▶ [Task directions]: Return each entry exactly, with none missing.

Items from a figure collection
· · · · ·

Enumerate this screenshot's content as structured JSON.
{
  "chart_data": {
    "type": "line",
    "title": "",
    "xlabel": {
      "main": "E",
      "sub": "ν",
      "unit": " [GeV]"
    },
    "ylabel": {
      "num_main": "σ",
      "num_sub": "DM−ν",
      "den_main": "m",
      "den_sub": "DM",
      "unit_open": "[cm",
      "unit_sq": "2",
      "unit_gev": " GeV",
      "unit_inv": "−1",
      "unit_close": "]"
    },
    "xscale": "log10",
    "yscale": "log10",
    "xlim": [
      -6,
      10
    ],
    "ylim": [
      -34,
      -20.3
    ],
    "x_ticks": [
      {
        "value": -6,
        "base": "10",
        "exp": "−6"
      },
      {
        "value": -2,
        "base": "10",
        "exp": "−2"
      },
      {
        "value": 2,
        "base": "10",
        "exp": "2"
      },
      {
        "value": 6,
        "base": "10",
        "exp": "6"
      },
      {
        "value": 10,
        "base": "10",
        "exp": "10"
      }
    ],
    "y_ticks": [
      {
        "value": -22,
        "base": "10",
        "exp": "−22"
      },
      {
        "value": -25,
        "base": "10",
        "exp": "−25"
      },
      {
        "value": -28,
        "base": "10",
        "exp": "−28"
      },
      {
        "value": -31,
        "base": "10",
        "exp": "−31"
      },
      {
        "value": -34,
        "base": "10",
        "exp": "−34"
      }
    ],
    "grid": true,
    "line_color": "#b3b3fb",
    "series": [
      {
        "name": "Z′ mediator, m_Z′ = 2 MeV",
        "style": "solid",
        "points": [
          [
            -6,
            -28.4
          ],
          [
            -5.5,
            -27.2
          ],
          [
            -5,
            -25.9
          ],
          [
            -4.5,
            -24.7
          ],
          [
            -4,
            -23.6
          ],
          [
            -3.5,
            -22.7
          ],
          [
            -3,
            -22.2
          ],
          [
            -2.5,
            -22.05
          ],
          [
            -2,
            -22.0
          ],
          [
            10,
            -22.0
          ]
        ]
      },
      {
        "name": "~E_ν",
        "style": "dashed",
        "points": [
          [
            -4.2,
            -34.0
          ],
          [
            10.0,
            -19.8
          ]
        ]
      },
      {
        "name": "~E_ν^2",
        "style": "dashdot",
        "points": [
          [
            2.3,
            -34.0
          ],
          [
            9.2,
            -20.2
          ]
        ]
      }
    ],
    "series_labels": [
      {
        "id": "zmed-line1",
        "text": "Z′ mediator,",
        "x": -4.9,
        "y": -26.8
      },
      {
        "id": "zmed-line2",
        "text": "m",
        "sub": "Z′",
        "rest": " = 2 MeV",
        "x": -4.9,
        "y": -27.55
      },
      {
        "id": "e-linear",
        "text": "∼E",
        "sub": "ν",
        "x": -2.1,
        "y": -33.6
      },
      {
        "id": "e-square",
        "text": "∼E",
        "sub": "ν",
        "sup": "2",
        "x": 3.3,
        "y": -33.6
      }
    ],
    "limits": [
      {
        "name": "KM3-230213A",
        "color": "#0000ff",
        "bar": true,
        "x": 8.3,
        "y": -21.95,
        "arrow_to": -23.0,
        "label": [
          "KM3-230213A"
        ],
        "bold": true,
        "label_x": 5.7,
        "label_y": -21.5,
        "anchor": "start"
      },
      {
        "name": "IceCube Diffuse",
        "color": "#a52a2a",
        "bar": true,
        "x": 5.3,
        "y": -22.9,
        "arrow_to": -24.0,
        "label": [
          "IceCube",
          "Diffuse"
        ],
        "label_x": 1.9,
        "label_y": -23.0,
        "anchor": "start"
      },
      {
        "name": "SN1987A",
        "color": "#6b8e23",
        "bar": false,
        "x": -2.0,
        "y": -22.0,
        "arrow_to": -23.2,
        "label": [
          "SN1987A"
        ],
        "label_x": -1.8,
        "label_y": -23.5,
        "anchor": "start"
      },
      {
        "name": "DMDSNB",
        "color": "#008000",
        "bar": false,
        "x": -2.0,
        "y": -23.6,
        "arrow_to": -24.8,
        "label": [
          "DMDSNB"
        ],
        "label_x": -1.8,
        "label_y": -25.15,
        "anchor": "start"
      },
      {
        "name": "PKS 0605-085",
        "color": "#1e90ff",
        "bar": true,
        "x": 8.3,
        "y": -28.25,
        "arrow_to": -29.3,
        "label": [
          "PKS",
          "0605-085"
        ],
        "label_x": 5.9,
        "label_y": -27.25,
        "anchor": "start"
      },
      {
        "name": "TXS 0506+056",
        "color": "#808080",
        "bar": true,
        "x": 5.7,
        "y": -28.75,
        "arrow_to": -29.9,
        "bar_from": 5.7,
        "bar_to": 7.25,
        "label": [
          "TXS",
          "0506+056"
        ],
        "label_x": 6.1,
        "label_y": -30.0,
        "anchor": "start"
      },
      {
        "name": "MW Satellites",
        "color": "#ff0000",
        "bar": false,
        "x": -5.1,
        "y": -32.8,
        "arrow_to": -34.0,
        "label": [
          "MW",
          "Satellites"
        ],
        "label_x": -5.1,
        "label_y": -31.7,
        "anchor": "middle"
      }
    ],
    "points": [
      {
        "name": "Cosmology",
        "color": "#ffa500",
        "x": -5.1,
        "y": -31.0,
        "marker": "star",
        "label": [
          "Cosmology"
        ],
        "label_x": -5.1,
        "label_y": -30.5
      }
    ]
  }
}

· · · · ·

▶ [Task output]:
Enumerate this screenshot's content as structured JSON.
{
  "chart_data": {
    "type": "line",
    "title": "",
    "xlabel": {
      "main": "E",
      "sub": "ν",
      "unit": " [GeV]"
    },
    "ylabel": {
      "num_main": "σ",
      "num_sub": "DM−ν",
      "den_main": "m",
      "den_sub": "DM",
      "unit_open": "[cm",
      "unit_sq": "2",
      "unit_gev": " GeV",
      "unit_inv": "−1",
      "unit_close": "]"
    },
    "xscale": "log10",
    "yscale": "log10",
    "xlim": [
      -6,
      10
    ],
    "ylim": [
      -34,
      -20.3
    ],
    "x_ticks": [
      {
        "value": -6,
        "base": "10",
        "exp": "−6"
      },
      {
        "value": -2,
        "base": "10",
        "exp": "−2"
      },
      {
        "value": 2,
        "base": "10",
        "exp": "2"
      },
      {
        "value": 6,
        "base": "10",
        "exp": "6"
      },
      {
        "value": 10,
        "base": "10",
        "exp": "10"
      }
    ],
    "y_ticks": [
      {
        "value": -22,
        "base": "10",
        "exp": "−22"
      },
      {
        "value": -25,
        "base": "10",
        "exp": "−25"
      },
      {
        "value": -28,
        "base": "10",
        "exp": "−28"
      },
      {
        "value": -31,
        "base": "10",
        "exp": "−31"
      },
      {
        "value": -34,
        "base": "10",
        "exp": "−34"
      }
    ],
    "grid": true,
    "line_color": "#b3b3fb",
    "series": [
      {
        "name": "Z′ mediator, m_Z′ = 2 MeV",
        "style": "solid",
        "points": [
          [
            -6,
            -28.4
          ],
          [
            -5.5,
            -27.2
          ],
          [
            -5,
            -25.9
          ],
          [
            -4.5,
            -24.7
          ],
          [
            -4,
            -23.6
          ],
          [
            -3.5,
            -22.7
          ],
          [
            -3,
            -22.2
          ],
          [
            -2.5,
            -22.05
          ],
          [
            -2,
            -22.0
          ],
          [
            10,
            -22.0
          ]
        ]
      },
      {
        "name": "~E_ν",
        "style": "dashed",
        "points": [
          [
            -4.2,
            -34.0
          ],
          [
            10.0,
            -19.8
          ]
        ]
      },
      {
        "name": "~E_ν^2",
        "style": "dashdot",
        "points": [
          [
            2.3,
            -34.0
          ],
          [
            9.2,
            -20.2
          ]
        ]
      }
    ],
    "series_labels": [
      {
        "id": "zmed-line1",
        "text": "Z′ mediator,",
        "x": -4.9,
        "y": -26.8
      },
      {
        "id": "zmed-line2",
        "text": "m",
        "sub": "Z′",
        "rest": " = 2 MeV",
        "x": -4.9,
        "y": -27.55
      },
      {
        "id": "e-linear",
        "text": "∼E",
        "sub": "ν",
        "x": -2.1,
        "y": -33.6
      },
      {
        "id": "e-square",
        "text": "∼E",
        "sub": "ν",
        "sup": "2",
        "x": 3.3,
        "y": -33.6
      }
    ],
    "limits": [
      {
        "name": "KM3-230213A",
        "color": "#0000ff",
        "bar": true,
        "x": 8.3,
        "y": -21.95,
        "arrow_to": -23.0,
        "label": [
          "KM3-230213A"
        ],
        "bold": true,
        "label_x": 5.7,
        "label_y": -21.5,
        "anchor": "start"
      },
      {
        "name": "IceCube Diffuse",
        "color": "#a52a2a",
        "bar": true,
        "x": 5.3,
        "y": -22.9,
        "arrow_to": -24.0,
        "label": [
          "IceCube",
          "Diffuse"
        ],
        "label_x": 1.9,
        "label_y": -23.0,
        "anchor": "start"
      },
      {
        "name": "SN1987A",
        "color": "#6b8e23",
        "bar": false,
        "x": -2.0,
        "y": -22.0,
        "arrow_to": -23.2,
        "label": [
          "SN1987A"
        ],
        "label_x": -1.8,
        "label_y": -23.5,
        "anchor": "start"
      },
      {
        "name": "DMDSNB",
        "color": "#008000",
        "bar": false,
        "x": -2.0,
        "y": -23.6,
        "arrow_to": -24.8,
        "label": [
          "DMDSNB"
        ],
        "label_x": -1.8,
        "label_y": -25.15,
        "anchor": "start"
      },
      {
        "name": "PKS 0605-085",
        "color": "#1e90ff",
        "bar": true,
        "x": 8.3,
        "y": -28.25,
        "arrow_to": -29.3,
        "label": [
          "PKS",
          "0605-085"
        ],
        "label_x": 5.9,
        "label_y": -27.25,
        "anchor": "start"
      },
      {
        "name": "TXS 0506+056",
        "color": "#808080",
        "bar": true,
        "x": 5.7,
        "y": -28.75,
        "arrow_to": -29.9,
        "bar_from": 5.7,
        "bar_to": 7.25,
        "label": [
          "TXS",
          "0506+056"
        ],
        "label_x": 6.1,
        "label_y": -30.0,
        "anchor": "start"
      },
      {
        "name": "MW Satellites",
        "color": "#ff0000",
        "bar": false,
        "x": -5.1,
        "y": -32.8,
        "arrow_to": -34.0,
        "label": [
          "MW",
          "Satellites"
        ],
        "label_x": -5.1,
        "label_y": -31.7,
        "anchor": "middle"
      }
    ],
    "points": [
      {
        "name": "Cosmology",
        "color": "#ffa500",
        "x": -5.1,
        "y": -31.0,
        "marker": "star",
        "label": [
          "Cosmology"
        ],
        "label_x": -5.1,
        "label_y": -30.5
      }
    ]
  }
}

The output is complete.